AIM OF THE TASK: Lines containing the word "ανάγκες" are to be located and copied.

□ □ □ □ □ □ □

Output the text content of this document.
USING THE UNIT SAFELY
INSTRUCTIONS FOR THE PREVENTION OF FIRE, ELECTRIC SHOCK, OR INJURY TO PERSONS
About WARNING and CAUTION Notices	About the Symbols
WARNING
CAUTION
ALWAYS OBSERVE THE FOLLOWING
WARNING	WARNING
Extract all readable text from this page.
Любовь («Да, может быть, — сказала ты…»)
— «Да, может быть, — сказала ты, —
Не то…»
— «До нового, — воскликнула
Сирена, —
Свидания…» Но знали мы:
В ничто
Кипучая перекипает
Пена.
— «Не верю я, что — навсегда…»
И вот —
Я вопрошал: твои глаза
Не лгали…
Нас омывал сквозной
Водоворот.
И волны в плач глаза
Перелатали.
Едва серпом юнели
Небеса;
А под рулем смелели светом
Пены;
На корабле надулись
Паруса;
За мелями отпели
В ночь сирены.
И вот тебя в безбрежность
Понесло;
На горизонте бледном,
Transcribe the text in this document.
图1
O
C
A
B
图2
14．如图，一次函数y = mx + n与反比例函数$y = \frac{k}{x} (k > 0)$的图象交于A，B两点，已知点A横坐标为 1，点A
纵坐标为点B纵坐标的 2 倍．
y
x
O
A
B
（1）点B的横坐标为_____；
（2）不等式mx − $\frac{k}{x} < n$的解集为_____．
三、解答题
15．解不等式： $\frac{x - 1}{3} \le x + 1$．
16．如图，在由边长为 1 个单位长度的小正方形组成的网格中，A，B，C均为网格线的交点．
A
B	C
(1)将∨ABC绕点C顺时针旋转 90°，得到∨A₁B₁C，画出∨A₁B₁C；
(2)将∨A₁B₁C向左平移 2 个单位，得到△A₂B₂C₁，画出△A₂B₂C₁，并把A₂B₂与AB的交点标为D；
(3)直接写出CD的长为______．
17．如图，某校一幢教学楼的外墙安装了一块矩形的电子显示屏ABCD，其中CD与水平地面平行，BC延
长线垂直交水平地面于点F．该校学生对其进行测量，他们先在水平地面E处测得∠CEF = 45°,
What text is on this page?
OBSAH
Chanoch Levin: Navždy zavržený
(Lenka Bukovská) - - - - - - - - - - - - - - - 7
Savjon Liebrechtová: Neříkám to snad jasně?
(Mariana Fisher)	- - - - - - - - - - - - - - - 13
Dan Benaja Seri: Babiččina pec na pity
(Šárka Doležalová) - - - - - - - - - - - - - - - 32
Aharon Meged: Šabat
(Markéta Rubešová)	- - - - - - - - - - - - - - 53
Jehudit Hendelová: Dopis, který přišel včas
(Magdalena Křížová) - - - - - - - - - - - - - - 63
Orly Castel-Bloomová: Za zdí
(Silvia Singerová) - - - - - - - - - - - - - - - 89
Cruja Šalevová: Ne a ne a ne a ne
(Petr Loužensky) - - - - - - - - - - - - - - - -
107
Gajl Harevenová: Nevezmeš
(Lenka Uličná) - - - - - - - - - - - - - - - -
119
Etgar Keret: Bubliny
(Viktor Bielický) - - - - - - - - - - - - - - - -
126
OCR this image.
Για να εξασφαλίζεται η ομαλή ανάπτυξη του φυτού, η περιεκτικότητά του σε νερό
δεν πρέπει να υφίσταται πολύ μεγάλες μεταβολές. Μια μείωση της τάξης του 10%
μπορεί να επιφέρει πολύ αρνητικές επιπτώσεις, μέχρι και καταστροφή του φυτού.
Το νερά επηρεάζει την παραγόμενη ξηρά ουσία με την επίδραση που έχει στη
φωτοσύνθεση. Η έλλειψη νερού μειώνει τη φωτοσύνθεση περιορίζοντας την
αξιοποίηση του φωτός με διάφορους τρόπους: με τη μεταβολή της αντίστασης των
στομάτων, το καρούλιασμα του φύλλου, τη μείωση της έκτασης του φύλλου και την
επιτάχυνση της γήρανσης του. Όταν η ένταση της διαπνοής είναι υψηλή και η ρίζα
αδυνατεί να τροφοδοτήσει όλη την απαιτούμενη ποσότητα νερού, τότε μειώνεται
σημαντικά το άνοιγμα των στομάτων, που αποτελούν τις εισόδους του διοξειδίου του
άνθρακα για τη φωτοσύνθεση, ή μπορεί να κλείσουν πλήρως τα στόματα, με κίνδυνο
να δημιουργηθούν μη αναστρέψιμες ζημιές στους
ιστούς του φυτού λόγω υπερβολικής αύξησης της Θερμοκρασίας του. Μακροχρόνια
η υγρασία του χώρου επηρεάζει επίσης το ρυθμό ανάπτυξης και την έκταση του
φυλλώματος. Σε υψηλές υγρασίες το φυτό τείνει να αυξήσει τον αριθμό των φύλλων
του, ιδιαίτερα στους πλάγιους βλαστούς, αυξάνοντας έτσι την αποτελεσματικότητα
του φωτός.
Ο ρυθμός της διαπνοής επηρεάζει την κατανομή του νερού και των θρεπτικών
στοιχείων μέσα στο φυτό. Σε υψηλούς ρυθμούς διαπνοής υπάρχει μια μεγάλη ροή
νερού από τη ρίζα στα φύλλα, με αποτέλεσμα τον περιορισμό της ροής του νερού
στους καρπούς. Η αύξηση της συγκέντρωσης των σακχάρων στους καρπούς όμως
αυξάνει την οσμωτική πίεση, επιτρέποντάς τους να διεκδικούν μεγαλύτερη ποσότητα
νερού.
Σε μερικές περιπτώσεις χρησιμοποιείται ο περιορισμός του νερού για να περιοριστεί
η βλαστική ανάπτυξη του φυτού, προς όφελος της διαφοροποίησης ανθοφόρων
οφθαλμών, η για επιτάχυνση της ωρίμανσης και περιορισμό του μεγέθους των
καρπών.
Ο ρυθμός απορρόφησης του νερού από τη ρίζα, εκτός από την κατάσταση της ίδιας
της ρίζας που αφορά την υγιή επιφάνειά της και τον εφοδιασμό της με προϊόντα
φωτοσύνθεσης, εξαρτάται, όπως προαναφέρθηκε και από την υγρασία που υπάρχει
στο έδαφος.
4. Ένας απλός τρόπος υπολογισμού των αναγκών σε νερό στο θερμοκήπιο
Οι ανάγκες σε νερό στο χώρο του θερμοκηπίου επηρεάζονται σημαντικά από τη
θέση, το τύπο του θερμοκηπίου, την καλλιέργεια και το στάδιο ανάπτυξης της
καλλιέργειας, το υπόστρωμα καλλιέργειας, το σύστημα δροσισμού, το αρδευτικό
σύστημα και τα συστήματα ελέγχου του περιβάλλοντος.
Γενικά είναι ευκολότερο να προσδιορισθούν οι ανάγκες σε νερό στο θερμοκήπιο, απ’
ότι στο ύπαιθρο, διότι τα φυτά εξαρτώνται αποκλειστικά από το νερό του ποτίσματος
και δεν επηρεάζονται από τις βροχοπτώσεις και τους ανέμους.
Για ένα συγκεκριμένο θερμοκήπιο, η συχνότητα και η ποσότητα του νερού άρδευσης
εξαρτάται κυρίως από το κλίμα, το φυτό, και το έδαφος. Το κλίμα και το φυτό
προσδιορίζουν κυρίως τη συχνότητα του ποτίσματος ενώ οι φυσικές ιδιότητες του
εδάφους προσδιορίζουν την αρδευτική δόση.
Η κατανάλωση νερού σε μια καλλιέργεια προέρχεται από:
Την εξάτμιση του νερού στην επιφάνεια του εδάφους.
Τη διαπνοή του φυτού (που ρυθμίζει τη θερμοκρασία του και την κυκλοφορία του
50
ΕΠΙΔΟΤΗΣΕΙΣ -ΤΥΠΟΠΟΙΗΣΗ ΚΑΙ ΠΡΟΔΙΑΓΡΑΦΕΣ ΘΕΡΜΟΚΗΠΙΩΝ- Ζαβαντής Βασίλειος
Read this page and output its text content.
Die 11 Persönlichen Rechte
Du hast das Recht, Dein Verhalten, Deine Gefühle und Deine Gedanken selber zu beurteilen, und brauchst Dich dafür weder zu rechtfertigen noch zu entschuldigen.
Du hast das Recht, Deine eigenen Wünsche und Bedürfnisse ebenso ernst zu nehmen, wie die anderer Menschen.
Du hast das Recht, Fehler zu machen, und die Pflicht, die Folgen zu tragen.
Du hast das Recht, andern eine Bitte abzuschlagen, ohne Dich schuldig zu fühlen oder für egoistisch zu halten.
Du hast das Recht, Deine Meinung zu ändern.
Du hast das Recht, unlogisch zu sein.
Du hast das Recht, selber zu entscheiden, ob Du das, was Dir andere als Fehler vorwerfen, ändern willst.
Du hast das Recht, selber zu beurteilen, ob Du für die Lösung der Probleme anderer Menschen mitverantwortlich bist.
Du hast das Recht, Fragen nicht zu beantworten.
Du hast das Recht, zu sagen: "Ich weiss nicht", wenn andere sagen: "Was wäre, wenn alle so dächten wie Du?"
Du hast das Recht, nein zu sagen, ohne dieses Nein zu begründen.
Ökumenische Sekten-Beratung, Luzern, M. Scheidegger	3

□ □ □ □ □ □ □

THE RESULT:
Οι ανάγκες σε νερό στο χώρο του θερμοκηπίου επηρεάζονται σημαντικά από τη
Γενικά είναι ευκολότερο να προσδιορισθούν οι ανάγκες σε νερό στο θερμοκήπιο, απ’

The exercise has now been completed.